▶ [Exercise objective]: Copy out every line of the entries below word for word, but omit the picture markers.

▶ [Material supplied]:
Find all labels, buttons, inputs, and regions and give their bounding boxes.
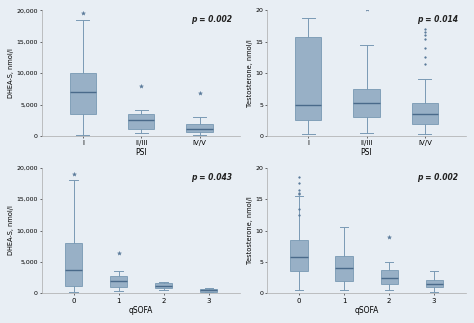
X-axis label: PSI: PSI [361,148,373,157]
Text: p = 0.002: p = 0.002 [191,16,232,24]
Text: p = 0.043: p = 0.043 [191,173,232,182]
PathPatch shape [200,289,218,292]
PathPatch shape [65,243,82,286]
PathPatch shape [110,276,127,287]
PathPatch shape [426,280,443,287]
PathPatch shape [291,240,308,271]
PathPatch shape [155,283,173,288]
Y-axis label: Testosterone, nmol/l: Testosterone, nmol/l [247,197,253,265]
Text: p = 0.002: p = 0.002 [417,173,458,182]
X-axis label: qSOFA: qSOFA [355,306,379,315]
X-axis label: qSOFA: qSOFA [129,306,154,315]
PathPatch shape [354,89,380,117]
PathPatch shape [336,256,353,281]
Text: p = 0.014: p = 0.014 [417,16,458,24]
X-axis label: PSI: PSI [136,148,147,157]
PathPatch shape [70,73,96,114]
PathPatch shape [295,37,321,120]
Y-axis label: DHEA-S, nmol/l: DHEA-S, nmol/l [9,206,14,255]
PathPatch shape [381,269,398,284]
Y-axis label: Testosterone, nmol/l: Testosterone, nmol/l [247,39,253,107]
PathPatch shape [186,123,213,132]
PathPatch shape [128,114,155,129]
Y-axis label: DHEA-S, nmol/l: DHEA-S, nmol/l [9,48,14,98]
PathPatch shape [412,103,438,123]
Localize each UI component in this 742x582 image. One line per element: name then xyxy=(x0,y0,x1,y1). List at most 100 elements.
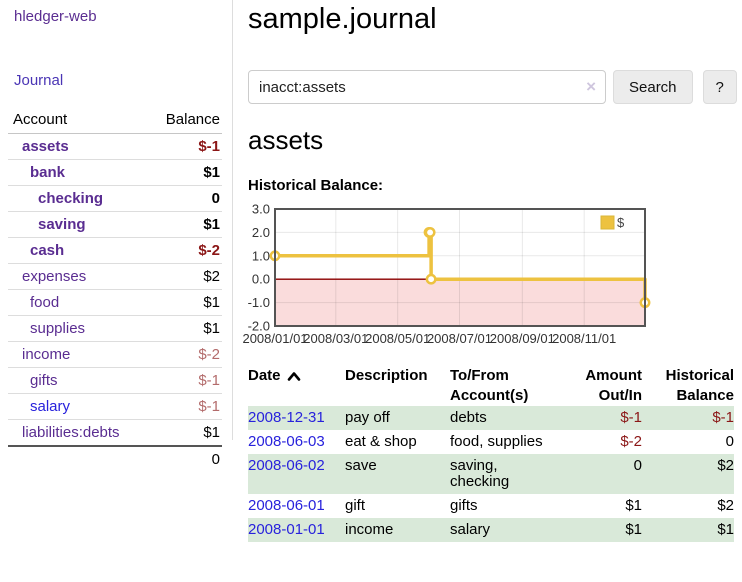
balance-chart: $3.0 2.0 1.0 0.0 -1.0 -2.02008/01/012008/03/0… xyxy=(242,202,651,346)
account-link-bank[interactable]: bank xyxy=(30,164,66,181)
account-link-liabilities-debts[interactable]: liabilities:debts xyxy=(22,424,120,441)
transaction-date-link[interactable]: 2008-06-02 xyxy=(248,457,325,474)
account-balance: $2 xyxy=(203,268,220,285)
account-link-assets[interactable]: assets xyxy=(22,138,69,155)
account-row: assets $-1 xyxy=(8,134,222,160)
transaction-amount: $1 xyxy=(625,497,642,514)
legend-swatch xyxy=(600,215,615,230)
register-header-description: Description xyxy=(345,367,428,384)
accounts-table: Account Balance assets $-1 bank $1 checking 0… xyxy=(8,108,222,472)
transaction-balance: $1 xyxy=(717,521,734,538)
x-tick-label: 2008/01/01 xyxy=(242,331,307,346)
search-input[interactable] xyxy=(248,70,606,104)
account-link-food[interactable]: food xyxy=(30,294,60,311)
account-balance: $1 xyxy=(203,216,220,233)
account-link-income[interactable]: income xyxy=(22,346,71,363)
account-title: assets xyxy=(248,125,324,155)
account-balance: $1 xyxy=(203,320,220,337)
account-row: supplies $1 xyxy=(8,316,222,342)
register-row: 2008-01-01 income salary $1 $1 xyxy=(248,518,734,542)
search-form: × Search ? xyxy=(248,70,742,104)
transaction-amount: $-1 xyxy=(620,409,642,426)
x-tick-label: 2008/07/01 xyxy=(427,331,492,346)
transaction-date-link[interactable]: 2008-06-01 xyxy=(248,497,325,514)
page-title: sample.journal xyxy=(248,3,437,35)
account-row: checking 0 xyxy=(8,186,222,212)
account-balance: 0 xyxy=(211,190,220,207)
help-button[interactable]: ? xyxy=(702,70,737,104)
account-balance: $-2 xyxy=(198,242,220,259)
accounts-header-balance: Balance xyxy=(146,108,222,134)
account-link-saving[interactable]: saving xyxy=(38,216,86,233)
register-table: Date Description To/From Account(s) Amount… xyxy=(248,366,734,542)
transaction-description: eat & shop xyxy=(345,433,417,450)
x-tick-label: 2008/03/01 xyxy=(303,331,368,346)
account-row: liabilities:debts $1 xyxy=(8,420,222,446)
plot-border xyxy=(274,208,646,327)
transaction-balance: $2 xyxy=(717,457,734,474)
register-header-amount: Amount Out/In xyxy=(585,367,642,404)
chart-label: Historical Balance: xyxy=(248,177,384,194)
accounts-header-account: Account xyxy=(8,108,147,134)
account-balance: $1 xyxy=(203,294,220,311)
account-row: expenses $2 xyxy=(8,264,222,290)
x-tick-label: 2008/09/01 xyxy=(490,331,555,346)
transaction-amount: $-2 xyxy=(620,433,642,450)
sidebar: hledger-web Journal Account Balance asse… xyxy=(0,0,233,468)
main-content: sample.journal × Search ? assets Histori… xyxy=(242,0,742,542)
transaction-accounts: debts xyxy=(450,409,487,426)
transaction-date-link[interactable]: 2008-01-01 xyxy=(248,521,325,538)
account-link-expenses[interactable]: expenses xyxy=(22,268,87,285)
transaction-amount: $1 xyxy=(625,521,642,538)
account-row: cash $-2 xyxy=(8,238,222,264)
transaction-balance: 0 xyxy=(725,433,734,450)
account-balance: $1 xyxy=(203,164,220,181)
transaction-date-link[interactable]: 2008-06-03 xyxy=(248,433,325,450)
account-balance: $1 xyxy=(203,424,220,441)
account-link-gifts[interactable]: gifts xyxy=(30,372,58,389)
transaction-balance: $-1 xyxy=(712,409,734,426)
accounts-total-row: 0 xyxy=(8,446,222,472)
y-tick-label: 1.0 xyxy=(252,248,270,263)
data-point-marker xyxy=(424,226,436,238)
clear-search-icon[interactable]: × xyxy=(586,77,596,96)
account-row: salary $-1 xyxy=(8,394,222,420)
account-link-salary[interactable]: salary xyxy=(30,398,71,415)
account-link-supplies[interactable]: supplies xyxy=(30,320,86,337)
account-row: income $-2 xyxy=(8,342,222,368)
transaction-balance: $2 xyxy=(717,497,734,514)
account-row: food $1 xyxy=(8,290,222,316)
transaction-description: pay off xyxy=(345,409,390,426)
account-row: gifts $-1 xyxy=(8,368,222,394)
legend-label: $ xyxy=(617,215,625,230)
transaction-accounts: salary xyxy=(450,521,491,538)
account-link-cash[interactable]: cash xyxy=(30,242,65,259)
app-brand-link[interactable]: hledger-web xyxy=(14,8,97,25)
transaction-description: gift xyxy=(345,497,366,514)
register-row: 2008-06-01 gift gifts $1 $2 xyxy=(248,494,734,518)
register-header-historical: Historical Balance xyxy=(665,367,734,404)
account-row: saving $1 xyxy=(8,212,222,238)
account-balance: $-1 xyxy=(198,372,220,389)
transaction-accounts: food, supplies xyxy=(450,433,543,450)
data-point-marker xyxy=(425,273,437,285)
search-button[interactable]: Search xyxy=(613,70,693,104)
register-row: 2008-06-03 eat & shop food, supplies $-2 0 xyxy=(248,430,734,454)
y-tick-label: 3.0 xyxy=(252,202,270,217)
register-row: 2008-06-02 save saving, checking 0 $2 xyxy=(248,454,734,494)
sidebar-item-journal[interactable]: Journal xyxy=(14,72,64,89)
register-header-date[interactable]: Date xyxy=(248,366,345,406)
y-tick-label: 0.0 xyxy=(252,272,270,287)
x-tick-label: 2008/05/01 xyxy=(365,331,430,346)
register-row: 2008-12-31 pay off debts $-1 $-1 xyxy=(248,406,734,430)
account-row: bank $1 xyxy=(8,160,222,186)
y-tick-label: 2.0 xyxy=(252,225,270,240)
transaction-date-link[interactable]: 2008-12-31 xyxy=(248,409,325,426)
register-header-to-from: To/From Account(s) xyxy=(450,367,529,404)
y-tick-label: -1.0 xyxy=(248,295,270,310)
transaction-description: income xyxy=(345,521,394,538)
negative-region xyxy=(275,279,645,326)
transaction-accounts: gifts xyxy=(450,497,478,514)
account-link-checking[interactable]: checking xyxy=(38,190,104,207)
transaction-description: save xyxy=(345,457,377,474)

▶ [Output for this task]:
Find all labels, buttons, inputs, and regions and give their bounding boxes.
X-axis label: PSI: PSI [361,148,373,157]
Text: p = 0.002: p = 0.002 [191,16,232,24]
Text: p = 0.043: p = 0.043 [191,173,232,182]
PathPatch shape [200,289,218,292]
PathPatch shape [65,243,82,286]
PathPatch shape [110,276,127,287]
PathPatch shape [426,280,443,287]
PathPatch shape [291,240,308,271]
PathPatch shape [155,283,173,288]
Y-axis label: Testosterone, nmol/l: Testosterone, nmol/l [247,197,253,265]
Text: p = 0.002: p = 0.002 [417,173,458,182]
X-axis label: qSOFA: qSOFA [355,306,379,315]
X-axis label: qSOFA: qSOFA [129,306,154,315]
PathPatch shape [354,89,380,117]
PathPatch shape [336,256,353,281]
Text: p = 0.014: p = 0.014 [417,16,458,24]
X-axis label: PSI: PSI [136,148,147,157]
PathPatch shape [70,73,96,114]
PathPatch shape [295,37,321,120]
Y-axis label: DHEA-S, nmol/l: DHEA-S, nmol/l [9,206,14,255]
PathPatch shape [381,269,398,284]
Y-axis label: Testosterone, nmol/l: Testosterone, nmol/l [247,39,253,107]
PathPatch shape [186,123,213,132]
PathPatch shape [128,114,155,129]
Y-axis label: DHEA-S, nmol/l: DHEA-S, nmol/l [9,48,14,98]
PathPatch shape [412,103,438,123]
Localize each UI component in this 742x582 image. One line per element: name then xyxy=(x0,y0,x1,y1). List at most 100 elements.
balance-chart: $3.0 2.0 1.0 0.0 -1.0 -2.02008/01/012008/03/0… xyxy=(242,202,651,346)
account-link-bank[interactable]: bank xyxy=(30,164,66,181)
account-link-liabilities-debts[interactable]: liabilities:debts xyxy=(22,424,120,441)
transaction-date-link[interactable]: 2008-06-02 xyxy=(248,457,325,474)
account-balance: $2 xyxy=(203,268,220,285)
account-link-assets[interactable]: assets xyxy=(22,138,69,155)
account-row: assets $-1 xyxy=(8,134,222,160)
transaction-amount: $1 xyxy=(625,497,642,514)
legend-swatch xyxy=(600,215,615,230)
register-header-description: Description xyxy=(345,367,428,384)
accounts-table: Account Balance assets $-1 bank $1 checking 0… xyxy=(8,108,222,472)
transaction-balance: $1 xyxy=(717,521,734,538)
x-tick-label: 2008/01/01 xyxy=(242,331,307,346)
search-input[interactable] xyxy=(248,70,606,104)
account-link-food[interactable]: food xyxy=(30,294,60,311)
account-balance: $1 xyxy=(203,216,220,233)
account-link-income[interactable]: income xyxy=(22,346,71,363)
account-title: assets xyxy=(248,125,324,155)
account-balance: $1 xyxy=(203,320,220,337)
account-row: supplies $1 xyxy=(8,316,222,342)
register-row: 2008-01-01 income salary $1 $1 xyxy=(248,518,734,542)
search-form: × Search ? xyxy=(248,70,742,104)
transaction-amount: $-1 xyxy=(620,409,642,426)
x-tick-label: 2008/07/01 xyxy=(427,331,492,346)
transaction-date-link[interactable]: 2008-06-01 xyxy=(248,497,325,514)
page-title: sample.journal xyxy=(248,3,437,35)
account-row: checking 0 xyxy=(8,186,222,212)
account-balance: 0 xyxy=(211,190,220,207)
help-button[interactable]: ? xyxy=(702,70,737,104)
account-balance: $-2 xyxy=(198,242,220,259)
accounts-header-balance: Balance xyxy=(146,108,222,134)
account-link-saving[interactable]: saving xyxy=(38,216,86,233)
register-table: Date Description To/From Account(s) Amount… xyxy=(248,366,734,542)
transaction-description: eat & shop xyxy=(345,433,417,450)
x-tick-label: 2008/03/01 xyxy=(303,331,368,346)
account-row: liabilities:debts $1 xyxy=(8,420,222,446)
plot-border xyxy=(274,208,646,327)
transaction-balance: $2 xyxy=(717,457,734,474)
register-header-amount: Amount Out/In xyxy=(585,367,642,404)
chart-label: Historical Balance: xyxy=(248,177,384,194)
accounts-header-account: Account xyxy=(8,108,147,134)
account-balance: $1 xyxy=(203,294,220,311)
account-row: expenses $2 xyxy=(8,264,222,290)
x-tick-label: 2008/09/01 xyxy=(490,331,555,346)
transaction-amount: $-2 xyxy=(620,433,642,450)
sidebar: hledger-web Journal Account Balance asse… xyxy=(0,0,233,468)
main-content: sample.journal × Search ? assets Histori… xyxy=(242,0,742,542)
transaction-accounts: debts xyxy=(450,409,487,426)
transaction-date-link[interactable]: 2008-01-01 xyxy=(248,521,325,538)
account-link-expenses[interactable]: expenses xyxy=(22,268,87,285)
transaction-amount: $1 xyxy=(625,521,642,538)
account-row: cash $-2 xyxy=(8,238,222,264)
transaction-balance: 0 xyxy=(725,433,734,450)
account-balance: $1 xyxy=(203,164,220,181)
transaction-date-link[interactable]: 2008-06-03 xyxy=(248,433,325,450)
account-balance: $1 xyxy=(203,424,220,441)
account-link-gifts[interactable]: gifts xyxy=(30,372,58,389)
transaction-balance: $-1 xyxy=(712,409,734,426)
accounts-total-row: 0 xyxy=(8,446,222,472)
y-tick-label: 1.0 xyxy=(252,248,270,263)
data-point-marker xyxy=(424,226,436,238)
clear-search-icon[interactable]: × xyxy=(586,77,596,96)
account-row: salary $-1 xyxy=(8,394,222,420)
account-link-salary[interactable]: salary xyxy=(30,398,71,415)
account-link-supplies[interactable]: supplies xyxy=(30,320,86,337)
account-row: income $-2 xyxy=(8,342,222,368)
transaction-balance: $2 xyxy=(717,497,734,514)
account-row: food $1 xyxy=(8,290,222,316)
transaction-description: pay off xyxy=(345,409,390,426)
account-row: gifts $-1 xyxy=(8,368,222,394)
legend-label: $ xyxy=(617,215,625,230)
transaction-accounts: salary xyxy=(450,521,491,538)
account-link-cash[interactable]: cash xyxy=(30,242,65,259)
app-brand-link[interactable]: hledger-web xyxy=(14,8,97,25)
transaction-description: gift xyxy=(345,497,366,514)
register-row: 2008-06-01 gift gifts $1 $2 xyxy=(248,494,734,518)
register-header-historical: Historical Balance xyxy=(665,367,734,404)
account-row: saving $1 xyxy=(8,212,222,238)
account-balance: $-1 xyxy=(198,372,220,389)
transaction-accounts: food, supplies xyxy=(450,433,543,450)
data-point-marker xyxy=(425,273,437,285)
search-button[interactable]: Search xyxy=(613,70,693,104)
register-row: 2008-06-03 eat & shop food, supplies $-2 0 xyxy=(248,430,734,454)
y-tick-label: 3.0 xyxy=(252,202,270,217)
register-row: 2008-06-02 save saving, checking 0 $2 xyxy=(248,454,734,494)
sidebar-item-journal[interactable]: Journal xyxy=(14,72,64,89)
register-header-date[interactable]: Date xyxy=(248,366,345,406)
y-tick-label: 0.0 xyxy=(252,272,270,287)
x-tick-label: 2008/05/01 xyxy=(365,331,430,346)
register-row: 2008-12-31 pay off debts $-1 $-1 xyxy=(248,406,734,430)
account-row: bank $1 xyxy=(8,160,222,186)
y-tick-label: 2.0 xyxy=(252,225,270,240)
transaction-date-link[interactable]: 2008-12-31 xyxy=(248,409,325,426)
register-header-to-from: To/From Account(s) xyxy=(450,367,529,404)
y-tick-label: -1.0 xyxy=(248,295,270,310)
transaction-description: income xyxy=(345,521,394,538)
negative-region xyxy=(275,279,645,326)
transaction-accounts: gifts xyxy=(450,497,478,514)
account-link-checking[interactable]: checking xyxy=(38,190,104,207)
transaction-description: save xyxy=(345,457,377,474)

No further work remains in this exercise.